Required task. Transcribe the data in full and exactly, omitting any pictures.

Source records

┌──

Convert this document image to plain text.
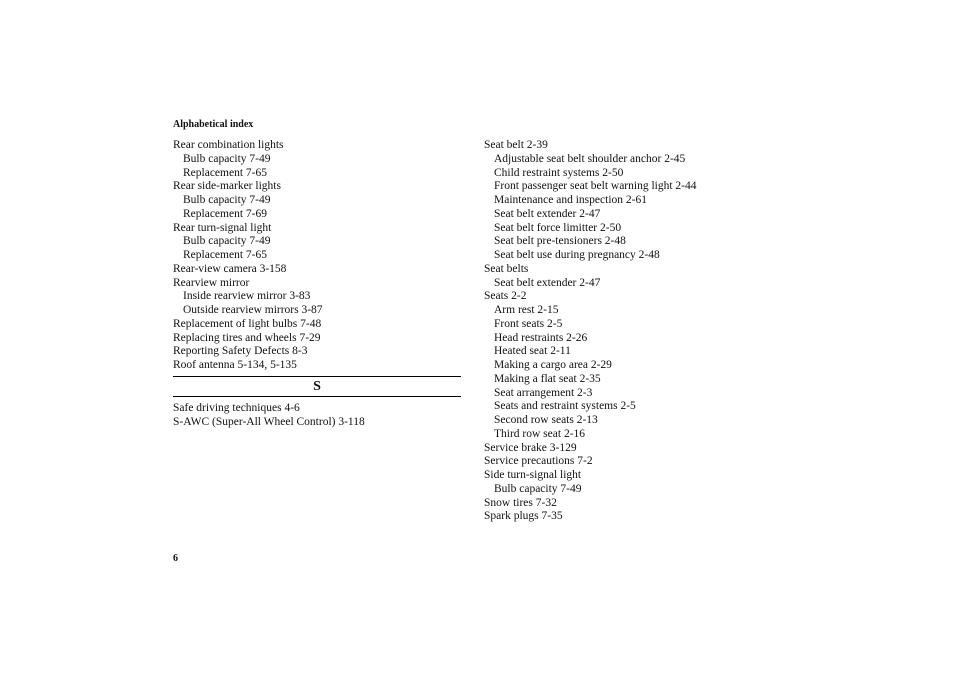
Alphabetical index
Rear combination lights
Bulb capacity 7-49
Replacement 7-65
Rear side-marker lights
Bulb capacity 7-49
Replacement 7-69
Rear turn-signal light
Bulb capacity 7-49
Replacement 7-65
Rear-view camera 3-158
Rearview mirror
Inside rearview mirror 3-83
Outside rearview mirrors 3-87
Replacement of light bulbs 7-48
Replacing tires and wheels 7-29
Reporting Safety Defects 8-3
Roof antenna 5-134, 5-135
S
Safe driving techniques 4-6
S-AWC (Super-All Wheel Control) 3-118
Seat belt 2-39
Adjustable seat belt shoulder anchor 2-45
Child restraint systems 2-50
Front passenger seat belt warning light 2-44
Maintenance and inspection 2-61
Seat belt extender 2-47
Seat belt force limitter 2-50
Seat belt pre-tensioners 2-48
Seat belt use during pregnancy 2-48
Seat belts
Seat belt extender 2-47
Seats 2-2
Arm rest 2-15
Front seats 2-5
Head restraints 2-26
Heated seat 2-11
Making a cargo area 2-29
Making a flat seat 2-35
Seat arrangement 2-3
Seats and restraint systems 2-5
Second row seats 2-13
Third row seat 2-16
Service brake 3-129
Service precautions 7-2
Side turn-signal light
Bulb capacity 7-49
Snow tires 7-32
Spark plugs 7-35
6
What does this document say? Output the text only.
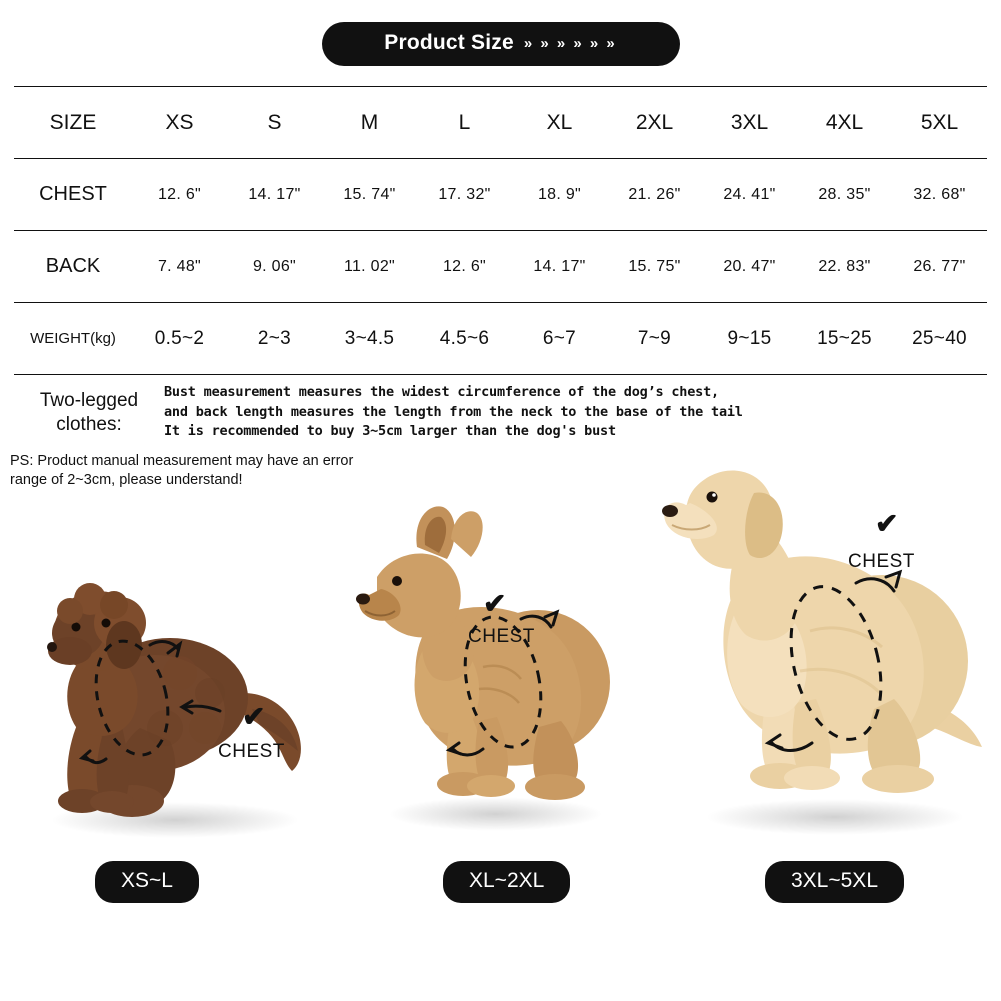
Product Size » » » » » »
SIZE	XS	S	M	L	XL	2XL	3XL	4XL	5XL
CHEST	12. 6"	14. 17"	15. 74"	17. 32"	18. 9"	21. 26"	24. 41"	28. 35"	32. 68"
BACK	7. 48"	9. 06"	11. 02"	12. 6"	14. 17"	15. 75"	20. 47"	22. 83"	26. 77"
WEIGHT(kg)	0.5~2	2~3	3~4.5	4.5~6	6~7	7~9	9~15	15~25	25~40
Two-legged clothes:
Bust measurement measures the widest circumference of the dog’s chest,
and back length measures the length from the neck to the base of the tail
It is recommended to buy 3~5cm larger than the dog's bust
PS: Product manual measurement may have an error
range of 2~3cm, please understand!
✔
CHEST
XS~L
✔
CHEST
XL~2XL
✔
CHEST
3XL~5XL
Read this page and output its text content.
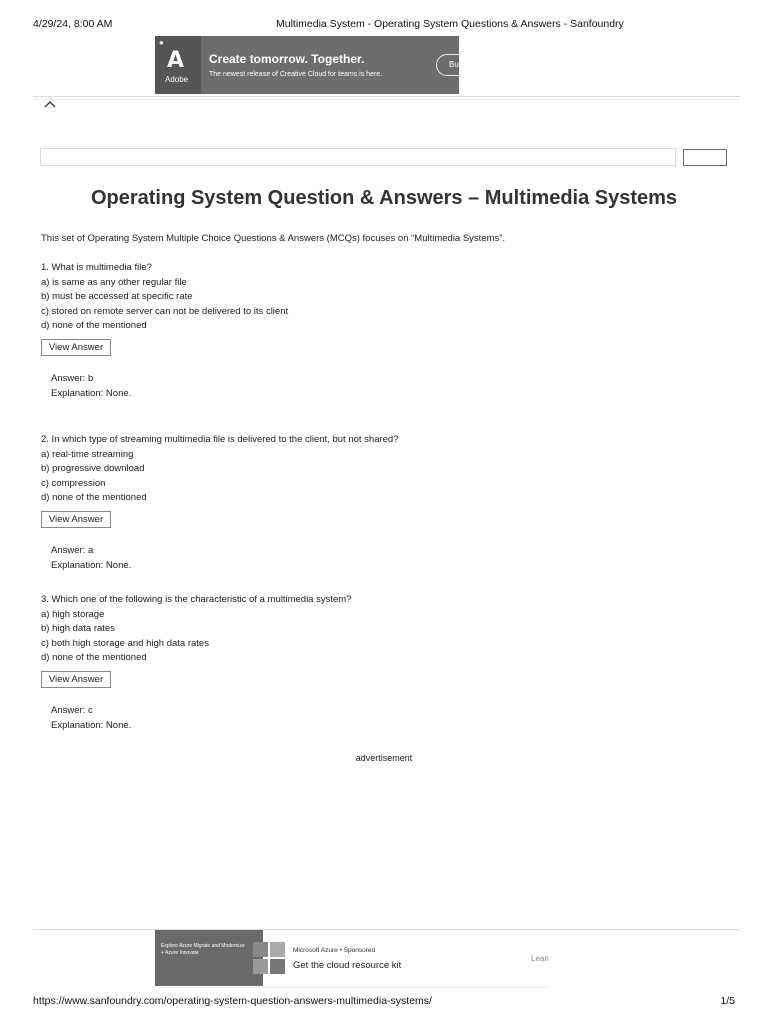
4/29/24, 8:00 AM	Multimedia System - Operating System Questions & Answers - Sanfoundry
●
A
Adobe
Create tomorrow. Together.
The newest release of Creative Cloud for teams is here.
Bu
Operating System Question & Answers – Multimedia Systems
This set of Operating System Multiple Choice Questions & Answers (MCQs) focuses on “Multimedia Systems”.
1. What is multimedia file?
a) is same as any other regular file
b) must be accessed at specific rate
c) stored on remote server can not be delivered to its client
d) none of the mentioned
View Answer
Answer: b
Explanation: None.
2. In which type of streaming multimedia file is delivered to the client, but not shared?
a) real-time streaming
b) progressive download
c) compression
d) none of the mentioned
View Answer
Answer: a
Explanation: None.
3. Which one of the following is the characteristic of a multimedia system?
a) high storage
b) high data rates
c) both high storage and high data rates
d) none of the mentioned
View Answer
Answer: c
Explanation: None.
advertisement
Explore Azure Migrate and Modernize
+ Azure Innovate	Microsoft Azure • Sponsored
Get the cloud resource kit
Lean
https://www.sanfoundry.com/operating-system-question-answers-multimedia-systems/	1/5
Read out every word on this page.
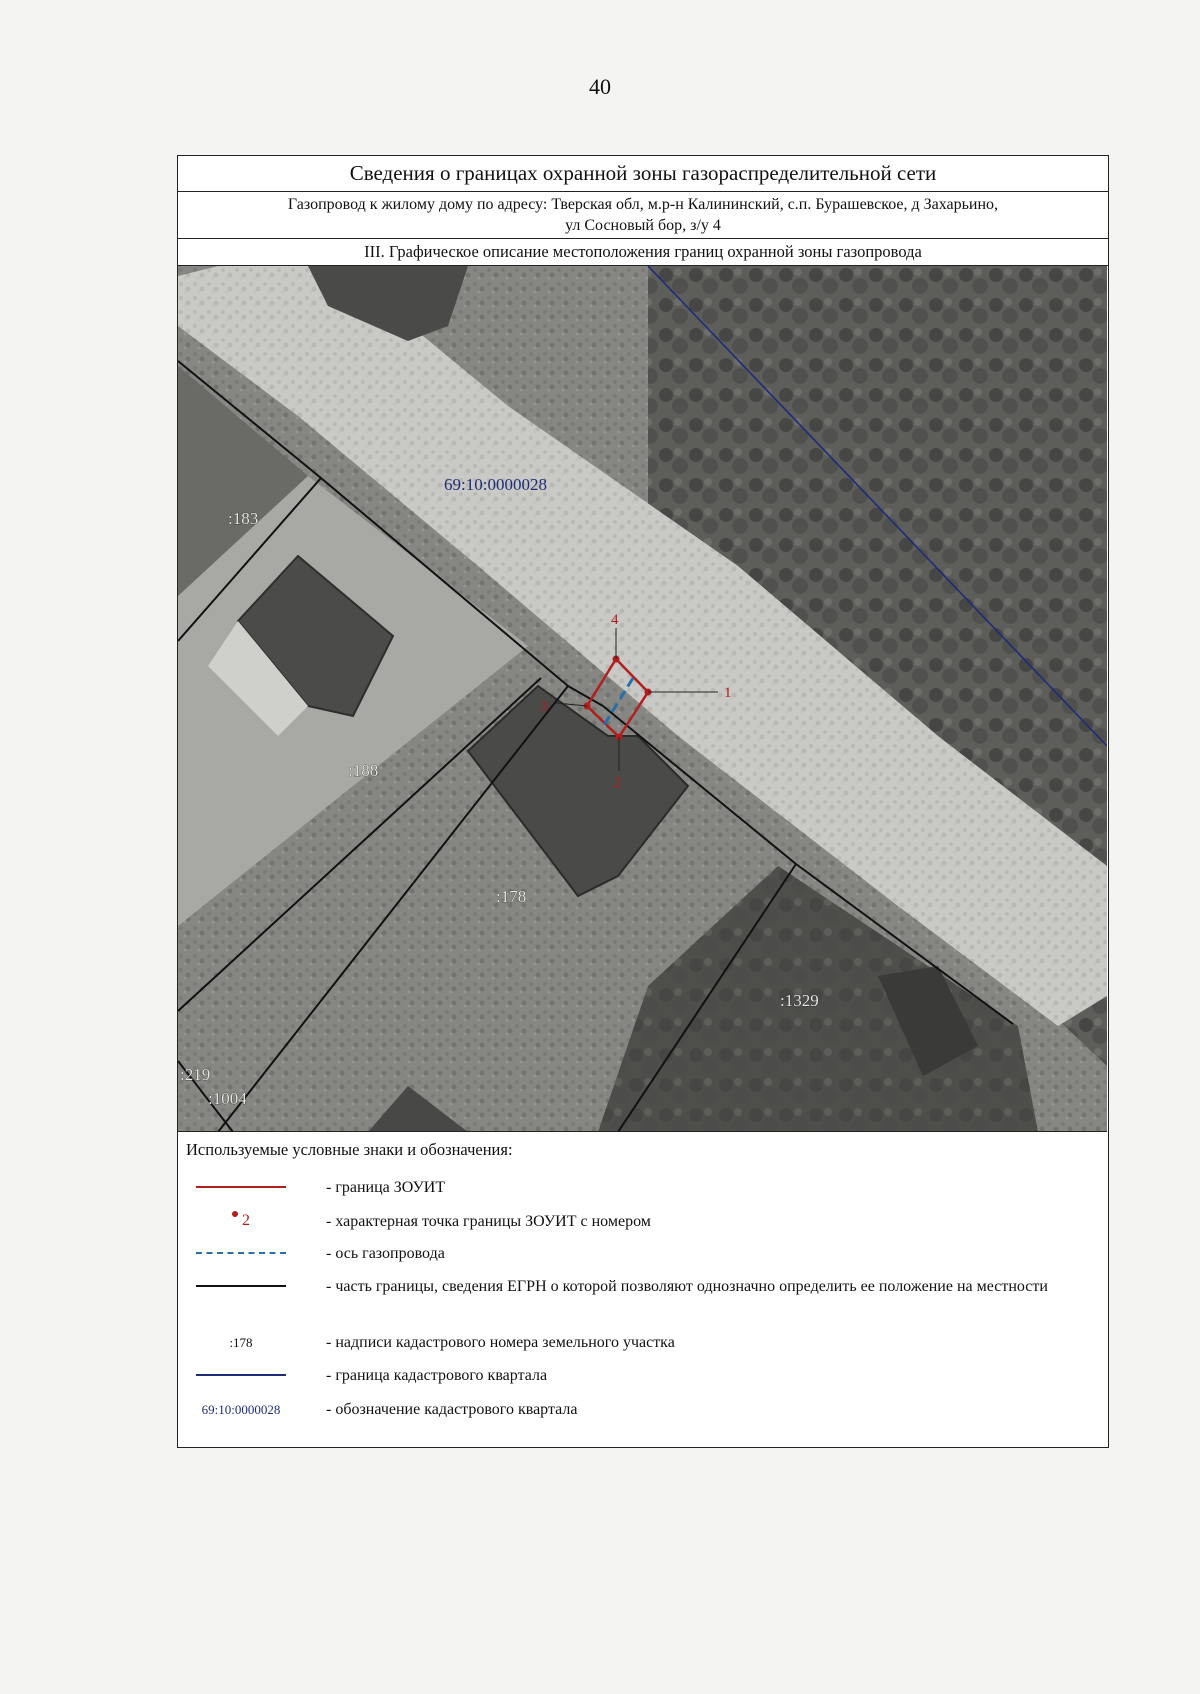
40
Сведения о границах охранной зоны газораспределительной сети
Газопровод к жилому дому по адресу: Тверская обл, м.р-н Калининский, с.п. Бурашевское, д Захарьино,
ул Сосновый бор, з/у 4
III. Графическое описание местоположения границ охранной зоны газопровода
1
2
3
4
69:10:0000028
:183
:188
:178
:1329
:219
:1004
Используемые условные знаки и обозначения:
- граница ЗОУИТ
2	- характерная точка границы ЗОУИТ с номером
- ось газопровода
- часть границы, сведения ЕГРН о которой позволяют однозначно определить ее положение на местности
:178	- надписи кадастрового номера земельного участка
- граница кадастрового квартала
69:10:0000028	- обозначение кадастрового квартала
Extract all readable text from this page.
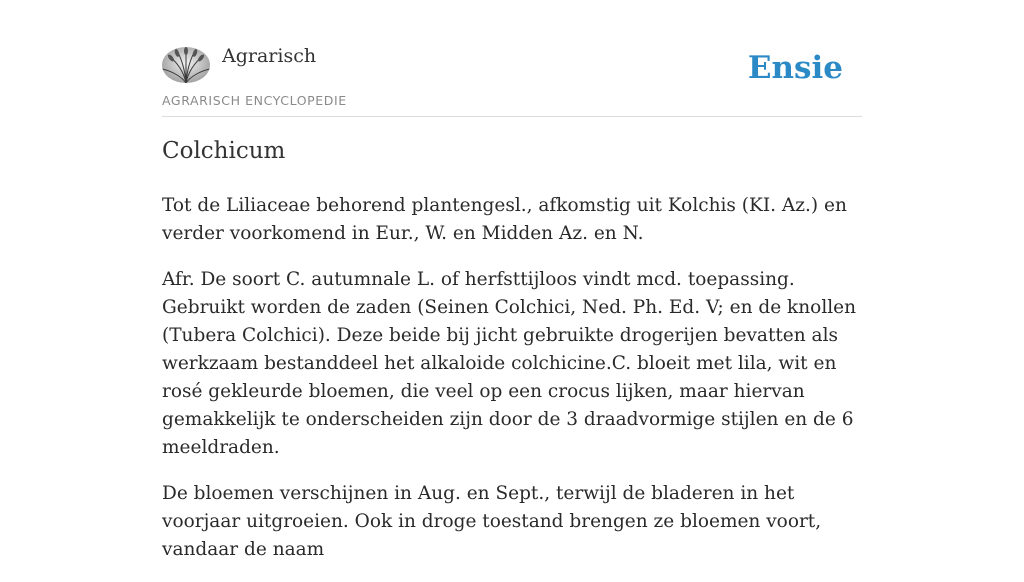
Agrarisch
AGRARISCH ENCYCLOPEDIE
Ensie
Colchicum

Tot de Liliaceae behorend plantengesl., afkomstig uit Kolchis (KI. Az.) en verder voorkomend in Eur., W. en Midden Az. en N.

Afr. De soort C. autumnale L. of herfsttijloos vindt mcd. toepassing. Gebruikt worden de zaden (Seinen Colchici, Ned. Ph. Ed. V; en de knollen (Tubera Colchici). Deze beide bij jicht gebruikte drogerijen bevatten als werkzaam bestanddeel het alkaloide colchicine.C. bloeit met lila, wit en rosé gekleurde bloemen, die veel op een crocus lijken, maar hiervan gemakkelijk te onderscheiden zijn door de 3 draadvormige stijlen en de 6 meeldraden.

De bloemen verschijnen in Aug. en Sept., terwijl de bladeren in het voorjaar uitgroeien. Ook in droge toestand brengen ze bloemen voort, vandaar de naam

└──

Correct result.
Convert this document image to plain text.
Alphabetical index
Rear combination lights
Bulb capacity 7-49
Replacement 7-65
Rear side-marker lights
Bulb capacity 7-49
Replacement 7-69
Rear turn-signal light
Bulb capacity 7-49
Replacement 7-65
Rear-view camera 3-158
Rearview mirror
Inside rearview mirror 3-83
Outside rearview mirrors 3-87
Replacement of light bulbs 7-48
Replacing tires and wheels 7-29
Reporting Safety Defects 8-3
Roof antenna 5-134, 5-135
S
Safe driving techniques 4-6
S-AWC (Super-All Wheel Control) 3-118
Seat belt 2-39
Adjustable seat belt shoulder anchor 2-45
Child restraint systems 2-50
Front passenger seat belt warning light 2-44
Maintenance and inspection 2-61
Seat belt extender 2-47
Seat belt force limitter 2-50
Seat belt pre-tensioners 2-48
Seat belt use during pregnancy 2-48
Seat belts
Seat belt extender 2-47
Seats 2-2
Arm rest 2-15
Front seats 2-5
Head restraints 2-26
Heated seat 2-11
Making a cargo area 2-29
Making a flat seat 2-35
Seat arrangement 2-3
Seats and restraint systems 2-5
Second row seats 2-13
Third row seat 2-16
Service brake 3-129
Service precautions 7-2
Side turn-signal light
Bulb capacity 7-49
Snow tires 7-32
Spark plugs 7-35
6
What does this document say? Output the text only.
Product Size » » » » » »
SIZE	XS	S	M	L	XL	2XL	3XL	4XL	5XL
CHEST	12. 6"	14. 17"	15. 74"	17. 32"	18. 9"	21. 26"	24. 41"	28. 35"	32. 68"
BACK	7. 48"	9. 06"	11. 02"	12. 6"	14. 17"	15. 75"	20. 47"	22. 83"	26. 77"
WEIGHT(kg)	0.5~2	2~3	3~4.5	4.5~6	6~7	7~9	9~15	15~25	25~40
Two-legged clothes:
Bust measurement measures the widest circumference of the dog’s chest,
and back length measures the length from the neck to the base of the tail
It is recommended to buy 3~5cm larger than the dog's bust
PS: Product manual measurement may have an error
range of 2~3cm, please understand!
✔
CHEST
XS~L
✔
CHEST
XL~2XL
✔
CHEST
3XL~5XL
Read this page and output its text content.
4/29/24, 8:00 AM	Multimedia System - Operating System Questions & Answers - Sanfoundry
●
A
Adobe
Create tomorrow. Together.
The newest release of Creative Cloud for teams is here.
Bu
Operating System Question & Answers – Multimedia Systems
This set of Operating System Multiple Choice Questions & Answers (MCQs) focuses on “Multimedia Systems”.
1. What is multimedia file?
a) is same as any other regular file
b) must be accessed at specific rate
c) stored on remote server can not be delivered to its client
d) none of the mentioned
View Answer
Answer: b
Explanation: None.
2. In which type of streaming multimedia file is delivered to the client, but not shared?
a) real-time streaming
b) progressive download
c) compression
d) none of the mentioned
View Answer
Answer: a
Explanation: None.
3. Which one of the following is the characteristic of a multimedia system?
a) high storage
b) high data rates
c) both high storage and high data rates
d) none of the mentioned
View Answer
Answer: c
Explanation: None.
advertisement
Explore Azure Migrate and Modernize
+ Azure Innovate	Microsoft Azure • Sponsored
Get the cloud resource kit
Lean
https://www.sanfoundry.com/operating-system-question-answers-multimedia-systems/	1/5
Read out every word on this page.
40
Сведения о границах охранной зоны газораспределительной сети
Газопровод к жилому дому по адресу: Тверская обл, м.р-н Калининский, с.п. Бурашевское, д Захарьино,
ул Сосновый бор, з/у 4
III. Графическое описание местоположения границ охранной зоны газопровода
1
2
3
4
69:10:0000028
:183
:188
:178
:1329
:219
:1004
Используемые условные знаки и обозначения:
- граница ЗОУИТ
2	- характерная точка границы ЗОУИТ с номером
- ось газопровода
- часть границы, сведения ЕГРН о которой позволяют однозначно определить ее положение на местности
:178	- надписи кадастрового номера земельного участка
- граница кадастрового квартала
69:10:0000028	- обозначение кадастрового квартала
Extract all readable text from this page.
Agrarisch
AGRARISCH ENCYCLOPEDIE
Ensie
Colchicum

Tot de Liliaceae behorend plantengesl., afkomstig uit Kolchis (KI. Az.) en verder voorkomend in Eur., W. en Midden Az. en N.

Afr. De soort C. autumnale L. of herfsttijloos vindt mcd. toepassing. Gebruikt worden de zaden (Seinen Colchici, Ned. Ph. Ed. V; en de knollen (Tubera Colchici). Deze beide bij jicht gebruikte drogerijen bevatten als werkzaam bestanddeel het alkaloide colchicine.C. bloeit met lila, wit en rosé gekleurde bloemen, die veel op een crocus lijken, maar hiervan gemakkelijk te onderscheiden zijn door de 3 draadvormige stijlen en de 6 meeldraden.

De bloemen verschijnen in Aug. en Sept., terwijl de bladeren in het voorjaar uitgroeien. Ook in droge toestand brengen ze bloemen voort, vandaar de naam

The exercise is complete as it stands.